PROBLEM TO WORK ON | Reproduce the listing below exactly, minus its pictures.

EXTRACTED MATERIAL |
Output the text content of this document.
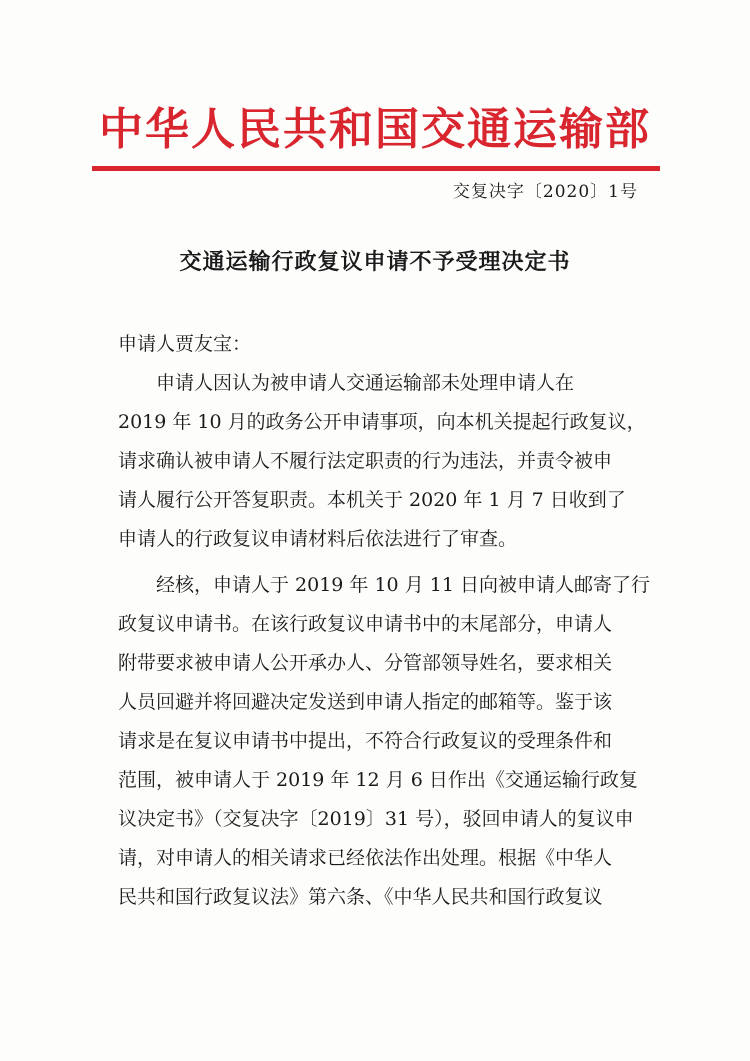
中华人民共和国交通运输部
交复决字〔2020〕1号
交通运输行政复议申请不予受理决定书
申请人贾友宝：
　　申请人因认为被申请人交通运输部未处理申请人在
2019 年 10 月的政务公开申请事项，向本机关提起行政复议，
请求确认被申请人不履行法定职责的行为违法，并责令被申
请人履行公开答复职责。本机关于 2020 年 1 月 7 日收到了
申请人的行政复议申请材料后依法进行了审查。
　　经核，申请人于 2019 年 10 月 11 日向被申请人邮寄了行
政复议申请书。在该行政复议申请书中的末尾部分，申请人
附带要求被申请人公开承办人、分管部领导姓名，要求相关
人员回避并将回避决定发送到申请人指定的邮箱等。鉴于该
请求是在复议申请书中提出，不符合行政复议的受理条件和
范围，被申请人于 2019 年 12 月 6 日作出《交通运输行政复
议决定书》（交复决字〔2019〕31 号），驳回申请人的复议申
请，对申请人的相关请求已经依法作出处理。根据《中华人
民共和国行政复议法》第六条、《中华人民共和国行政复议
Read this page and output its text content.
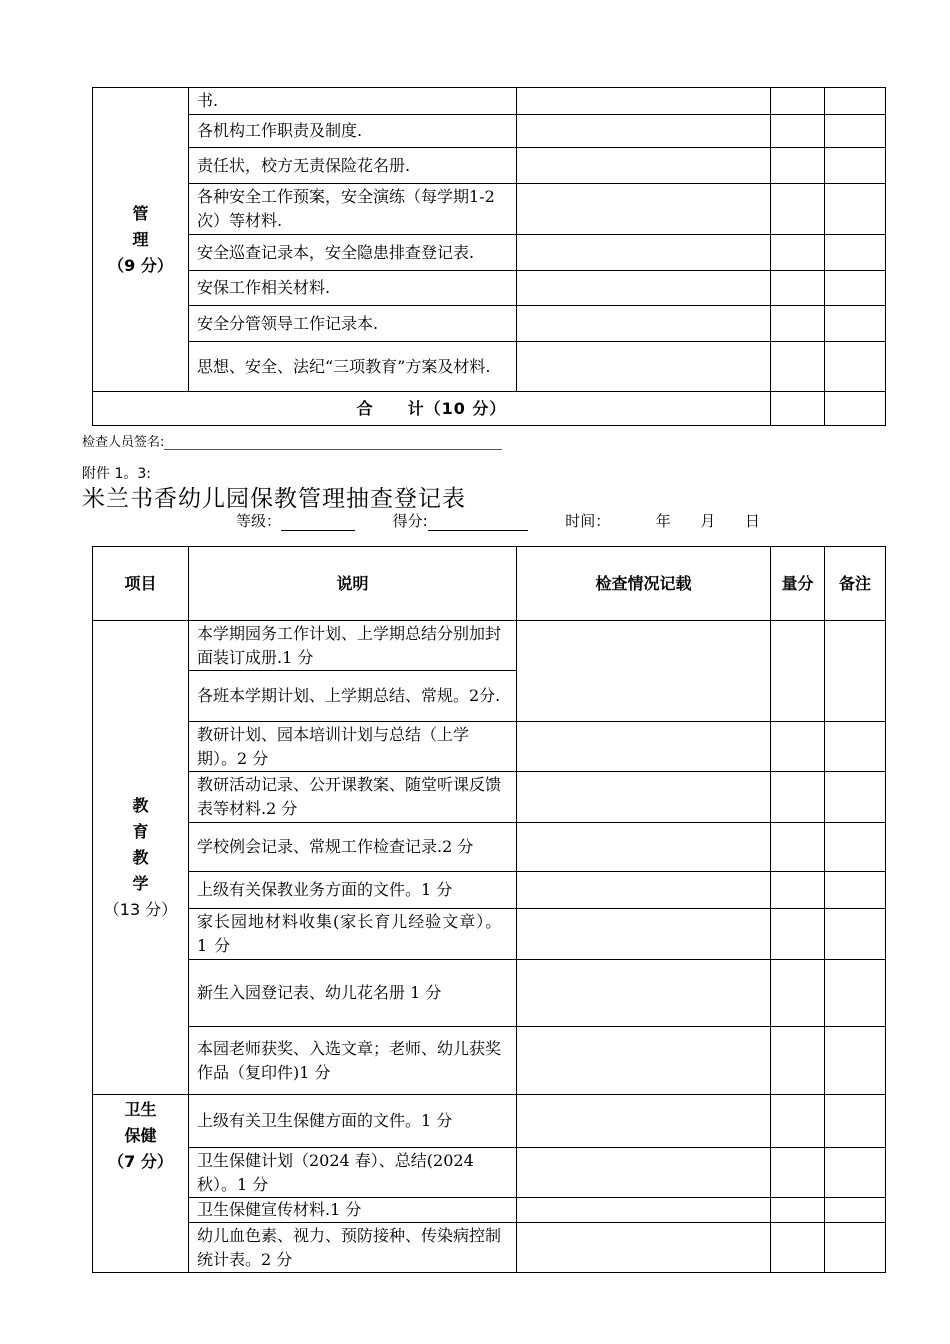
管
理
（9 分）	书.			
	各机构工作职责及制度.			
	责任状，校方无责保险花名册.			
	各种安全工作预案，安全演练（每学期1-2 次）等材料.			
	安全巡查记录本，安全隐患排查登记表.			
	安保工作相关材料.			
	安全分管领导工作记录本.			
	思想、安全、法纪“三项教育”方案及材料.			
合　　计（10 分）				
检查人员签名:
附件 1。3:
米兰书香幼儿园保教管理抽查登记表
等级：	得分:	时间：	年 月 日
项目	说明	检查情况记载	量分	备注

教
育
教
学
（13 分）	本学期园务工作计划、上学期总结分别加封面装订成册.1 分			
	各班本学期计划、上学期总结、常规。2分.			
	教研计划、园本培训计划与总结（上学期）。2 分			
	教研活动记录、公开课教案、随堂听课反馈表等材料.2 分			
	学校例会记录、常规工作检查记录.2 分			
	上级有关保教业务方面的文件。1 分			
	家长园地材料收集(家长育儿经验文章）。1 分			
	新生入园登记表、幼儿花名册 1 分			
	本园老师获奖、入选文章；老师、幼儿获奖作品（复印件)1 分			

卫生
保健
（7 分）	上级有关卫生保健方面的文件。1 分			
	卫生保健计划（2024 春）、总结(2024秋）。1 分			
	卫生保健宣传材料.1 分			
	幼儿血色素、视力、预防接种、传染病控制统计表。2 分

REPLY |
Output the text content of this document.
中华人民共和国交通运输部
交复决字〔2020〕1号
交通运输行政复议申请不予受理决定书
申请人贾友宝：
　　申请人因认为被申请人交通运输部未处理申请人在
2019 年 10 月的政务公开申请事项，向本机关提起行政复议，
请求确认被申请人不履行法定职责的行为违法，并责令被申
请人履行公开答复职责。本机关于 2020 年 1 月 7 日收到了
申请人的行政复议申请材料后依法进行了审查。
　　经核，申请人于 2019 年 10 月 11 日向被申请人邮寄了行
政复议申请书。在该行政复议申请书中的末尾部分，申请人
附带要求被申请人公开承办人、分管部领导姓名，要求相关
人员回避并将回避决定发送到申请人指定的邮箱等。鉴于该
请求是在复议申请书中提出，不符合行政复议的受理条件和
范围，被申请人于 2019 年 12 月 6 日作出《交通运输行政复
议决定书》（交复决字〔2019〕31 号），驳回申请人的复议申
请，对申请人的相关请求已经依法作出处理。根据《中华人
民共和国行政复议法》第六条、《中华人民共和国行政复议
Read this page and output its text content.
管
理
（9 分）	书.			
	各机构工作职责及制度.			
	责任状，校方无责保险花名册.			
	各种安全工作预案，安全演练（每学期1-2 次）等材料.			
	安全巡查记录本，安全隐患排查登记表.			
	安保工作相关材料.			
	安全分管领导工作记录本.			
	思想、安全、法纪“三项教育”方案及材料.			
合　　计（10 分）				
检查人员签名:
附件 1。3:
米兰书香幼儿园保教管理抽查登记表
等级：	得分:	时间：	年 月 日
项目	说明	检查情况记载	量分	备注

教
育
教
学
（13 分）	本学期园务工作计划、上学期总结分别加封面装订成册.1 分			
	各班本学期计划、上学期总结、常规。2分.			
	教研计划、园本培训计划与总结（上学期）。2 分			
	教研活动记录、公开课教案、随堂听课反馈表等材料.2 分			
	学校例会记录、常规工作检查记录.2 分			
	上级有关保教业务方面的文件。1 分			
	家长园地材料收集(家长育儿经验文章）。1 分			
	新生入园登记表、幼儿花名册 1 分			
	本园老师获奖、入选文章；老师、幼儿获奖作品（复印件)1 分			

卫生
保健
（7 分）	上级有关卫生保健方面的文件。1 分			
	卫生保健计划（2024 春）、总结(2024秋）。1 分			
	卫生保健宣传材料.1 分			
	幼儿血色素、视力、预防接种、传染病控制统计表。2 分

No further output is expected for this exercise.